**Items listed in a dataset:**
------------------------
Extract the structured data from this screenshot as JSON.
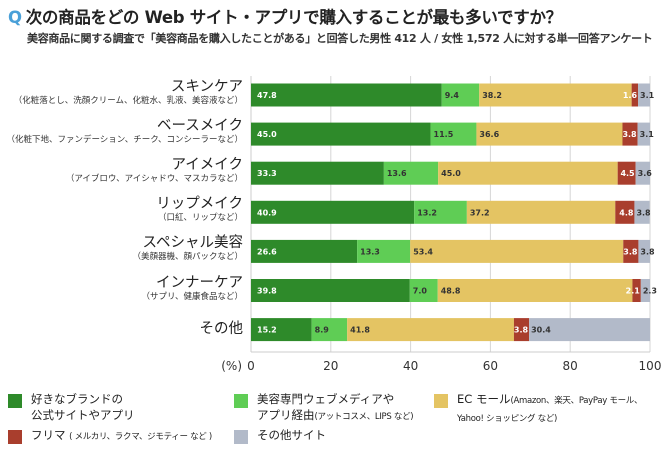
{
  "header": {
    "q_mark": "Q",
    "title": "次の商品をどの Web サイト・アプリで購入することが最も多いですか？",
    "subtitle": "美容商品に関する調査で「美容商品を購入したことがある」と回答した男性 412 人 / 女性 1,572 人に対する単一回答アンケート"
  },
  "chart_data": {
    "type": "bar",
    "orientation": "horizontal",
    "stacked": true,
    "categories": [
      {
        "label": "スキンケア",
        "note": "（化粧落とし、洗顔クリーム、化粧水、乳液、美容液など）"
      },
      {
        "label": "ベースメイク",
        "note": "（化粧下地、ファンデーション、チーク、コンシーラーなど）"
      },
      {
        "label": "アイメイク",
        "note": "（アイブロウ、アイシャドウ、マスカラなど）"
      },
      {
        "label": "リップメイク",
        "note": "（口紅、リップなど）"
      },
      {
        "label": "スペシャル美容",
        "note": "（美顔器機、顔パックなど）"
      },
      {
        "label": "インナーケア",
        "note": "（サプリ、健康食品など）"
      },
      {
        "label": "その他",
        "note": ""
      }
    ],
    "series": [
      {
        "name": "好きなブランドの公式サイトやアプリ",
        "color": "#2e8a2a",
        "label_color": "#ffffff",
        "values": [
          47.8,
          45.0,
          33.3,
          40.9,
          26.6,
          39.8,
          15.2
        ]
      },
      {
        "name": "美容専門ウェブメディアやアプリ経由",
        "color": "#5fcd55",
        "label_color": "#333333",
        "values": [
          9.4,
          11.5,
          13.6,
          13.2,
          13.3,
          7.0,
          8.9
        ]
      },
      {
        "name": "EC モール",
        "color": "#e4c463",
        "label_color": "#333333",
        "values": [
          38.2,
          36.6,
          45.0,
          37.2,
          53.4,
          48.8,
          41.8
        ]
      },
      {
        "name": "フリマ",
        "color": "#a93e2d",
        "label_color": "#ffffff",
        "values": [
          1.6,
          3.8,
          4.5,
          4.8,
          3.8,
          2.1,
          3.8
        ]
      },
      {
        "name": "その他サイト",
        "color": "#b2bac9",
        "label_color": "#333333",
        "values": [
          3.1,
          3.1,
          3.6,
          3.8,
          3.8,
          2.3,
          30.4
        ]
      }
    ],
    "xlim": [
      0,
      100
    ],
    "xticks": [
      "0",
      "20",
      "40",
      "60",
      "80",
      "100"
    ],
    "xlabel": "(%)",
    "grid": true,
    "legend_position": "bottom"
  },
  "legend": [
    {
      "line1": "好きなブランドの",
      "line2": "公式サイトやアプリ",
      "small": ""
    },
    {
      "line1": "美容専門ウェブメディアや",
      "line2": "アプリ経由",
      "small": "(アットコスメ、LIPS など)"
    },
    {
      "line1": "EC モール",
      "small1": "(Amazon、楽天、PayPay モール、",
      "line2": "",
      "small": "Yahoo! ショッピング など)"
    },
    {
      "line1": "フリマ",
      "small": "( メルカリ、ラクマ、ジモティー など )"
    },
    {
      "line1": "その他サイト"
    }
  ]
}
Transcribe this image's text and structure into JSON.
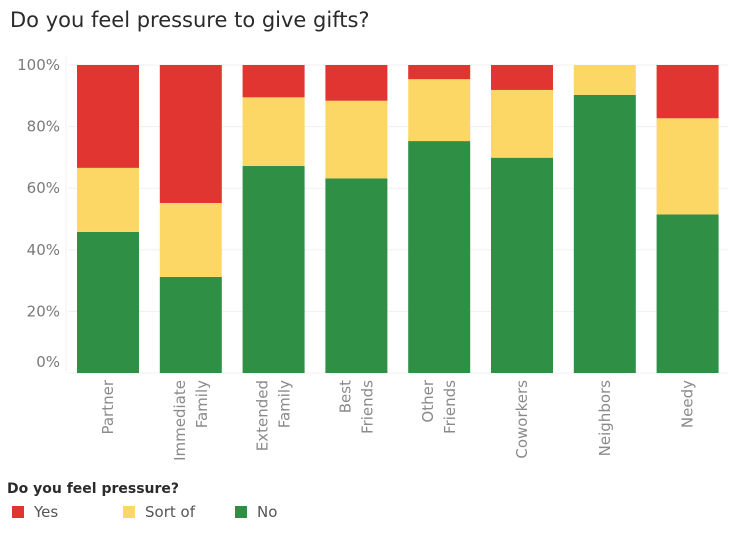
{
  "chart_data": {
    "type": "bar",
    "stacked": true,
    "normalized": true,
    "title": "Do you feel pressure to give gifts?",
    "xlabel": "",
    "ylabel": "",
    "ylim": [
      0,
      100
    ],
    "yticks": [
      "0%",
      "20%",
      "40%",
      "60%",
      "80%",
      "100%"
    ],
    "ytick_values": [
      0,
      20,
      40,
      60,
      80,
      100
    ],
    "grid": true,
    "categories": [
      [
        "Partner"
      ],
      [
        "Immediate",
        "Family"
      ],
      [
        "Extended",
        "Family"
      ],
      [
        "Best",
        "Friends"
      ],
      [
        "Other",
        "Friends"
      ],
      [
        "Coworkers"
      ],
      [
        "Neighbors"
      ],
      [
        "Needy"
      ]
    ],
    "series": [
      {
        "name": "No",
        "color": "#2F8F45",
        "values": [
          45.8,
          31.2,
          67.2,
          63.2,
          75.3,
          69.9,
          90.3,
          51.5
        ]
      },
      {
        "name": "Sort of",
        "color": "#FDD766",
        "values": [
          20.8,
          24.0,
          22.3,
          25.2,
          20.1,
          22.0,
          9.7,
          31.2
        ]
      },
      {
        "name": "Yes",
        "color": "#E03531",
        "values": [
          33.4,
          44.8,
          10.5,
          11.6,
          4.6,
          8.1,
          0.0,
          17.3
        ]
      }
    ],
    "legend": {
      "title": "Do you feel pressure?",
      "position": "bottom-left",
      "items": [
        {
          "label": "Yes",
          "color": "#E03531"
        },
        {
          "label": "Sort of",
          "color": "#FDD766"
        },
        {
          "label": "No",
          "color": "#2F8F45"
        }
      ]
    }
  }
}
------------------------
**WHAT YOU HAVE TO DO:**
Among the entries above, identify all lines with "JSON" and copy them.

**REPLY TO THE EXERCISE:**
Extract the structured data from this screenshot as JSON.
Transcribe this image's text and structure into JSON.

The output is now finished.